Direction >> Print the full listing exactly.

Records to process >>
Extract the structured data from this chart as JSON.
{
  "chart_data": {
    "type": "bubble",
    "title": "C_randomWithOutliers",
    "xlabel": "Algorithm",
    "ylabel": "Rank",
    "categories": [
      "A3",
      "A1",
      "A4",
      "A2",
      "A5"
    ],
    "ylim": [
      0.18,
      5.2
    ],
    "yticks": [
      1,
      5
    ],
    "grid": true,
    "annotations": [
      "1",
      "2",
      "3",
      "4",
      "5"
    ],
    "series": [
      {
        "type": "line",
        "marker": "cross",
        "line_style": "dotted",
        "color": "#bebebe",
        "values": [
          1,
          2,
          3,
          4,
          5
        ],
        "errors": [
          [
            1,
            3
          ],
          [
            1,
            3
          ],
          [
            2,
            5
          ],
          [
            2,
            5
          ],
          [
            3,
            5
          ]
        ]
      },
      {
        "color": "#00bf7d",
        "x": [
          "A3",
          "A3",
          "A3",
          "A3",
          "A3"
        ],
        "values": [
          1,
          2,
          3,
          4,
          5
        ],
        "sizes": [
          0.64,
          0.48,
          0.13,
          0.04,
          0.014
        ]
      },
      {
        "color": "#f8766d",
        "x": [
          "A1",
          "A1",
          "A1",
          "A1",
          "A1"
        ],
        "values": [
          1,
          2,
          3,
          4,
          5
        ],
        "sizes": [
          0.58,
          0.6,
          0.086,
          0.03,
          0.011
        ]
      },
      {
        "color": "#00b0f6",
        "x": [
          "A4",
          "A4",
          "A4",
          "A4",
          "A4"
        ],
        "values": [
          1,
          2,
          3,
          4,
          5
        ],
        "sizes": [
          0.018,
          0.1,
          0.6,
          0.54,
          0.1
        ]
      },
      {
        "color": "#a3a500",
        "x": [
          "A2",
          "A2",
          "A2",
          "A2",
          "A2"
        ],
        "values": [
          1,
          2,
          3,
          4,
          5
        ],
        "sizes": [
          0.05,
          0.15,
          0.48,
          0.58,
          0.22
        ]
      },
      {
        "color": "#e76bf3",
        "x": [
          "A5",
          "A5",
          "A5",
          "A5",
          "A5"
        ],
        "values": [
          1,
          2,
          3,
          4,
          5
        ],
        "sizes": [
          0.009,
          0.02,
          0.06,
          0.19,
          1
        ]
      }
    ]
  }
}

Reply >>
Extract the structured data from this chart as JSON.
{
  "chart_data": {
    "type": "bubble",
    "title": "C_randomWithOutliers",
    "xlabel": "Algorithm",
    "ylabel": "Rank",
    "categories": [
      "A3",
      "A1",
      "A4",
      "A2",
      "A5"
    ],
    "ylim": [
      0.18,
      5.2
    ],
    "yticks": [
      1,
      5
    ],
    "grid": true,
    "annotations": [
      "1",
      "2",
      "3",
      "4",
      "5"
    ],
    "series": [
      {
        "type": "line",
        "marker": "cross",
        "line_style": "dotted",
        "color": "#bebebe",
        "values": [
          1,
          2,
          3,
          4,
          5
        ],
        "errors": [
          [
            1,
            3
          ],
          [
            1,
            3
          ],
          [
            2,
            5
          ],
          [
            2,
            5
          ],
          [
            3,
            5
          ]
        ]
      },
      {
        "color": "#00bf7d",
        "x": [
          "A3",
          "A3",
          "A3",
          "A3",
          "A3"
        ],
        "values": [
          1,
          2,
          3,
          4,
          5
        ],
        "sizes": [
          0.64,
          0.48,
          0.13,
          0.04,
          0.014
        ]
      },
      {
        "color": "#f8766d",
        "x": [
          "A1",
          "A1",
          "A1",
          "A1",
          "A1"
        ],
        "values": [
          1,
          2,
          3,
          4,
          5
        ],
        "sizes": [
          0.58,
          0.6,
          0.086,
          0.03,
          0.011
        ]
      },
      {
        "color": "#00b0f6",
        "x": [
          "A4",
          "A4",
          "A4",
          "A4",
          "A4"
        ],
        "values": [
          1,
          2,
          3,
          4,
          5
        ],
        "sizes": [
          0.018,
          0.1,
          0.6,
          0.54,
          0.1
        ]
      },
      {
        "color": "#a3a500",
        "x": [
          "A2",
          "A2",
          "A2",
          "A2",
          "A2"
        ],
        "values": [
          1,
          2,
          3,
          4,
          5
        ],
        "sizes": [
          0.05,
          0.15,
          0.48,
          0.58,
          0.22
        ]
      },
      {
        "color": "#e76bf3",
        "x": [
          "A5",
          "A5",
          "A5",
          "A5",
          "A5"
        ],
        "values": [
          1,
          2,
          3,
          4,
          5
        ],
        "sizes": [
          0.009,
          0.02,
          0.06,
          0.19,
          1
        ]
      }
    ]
  }
}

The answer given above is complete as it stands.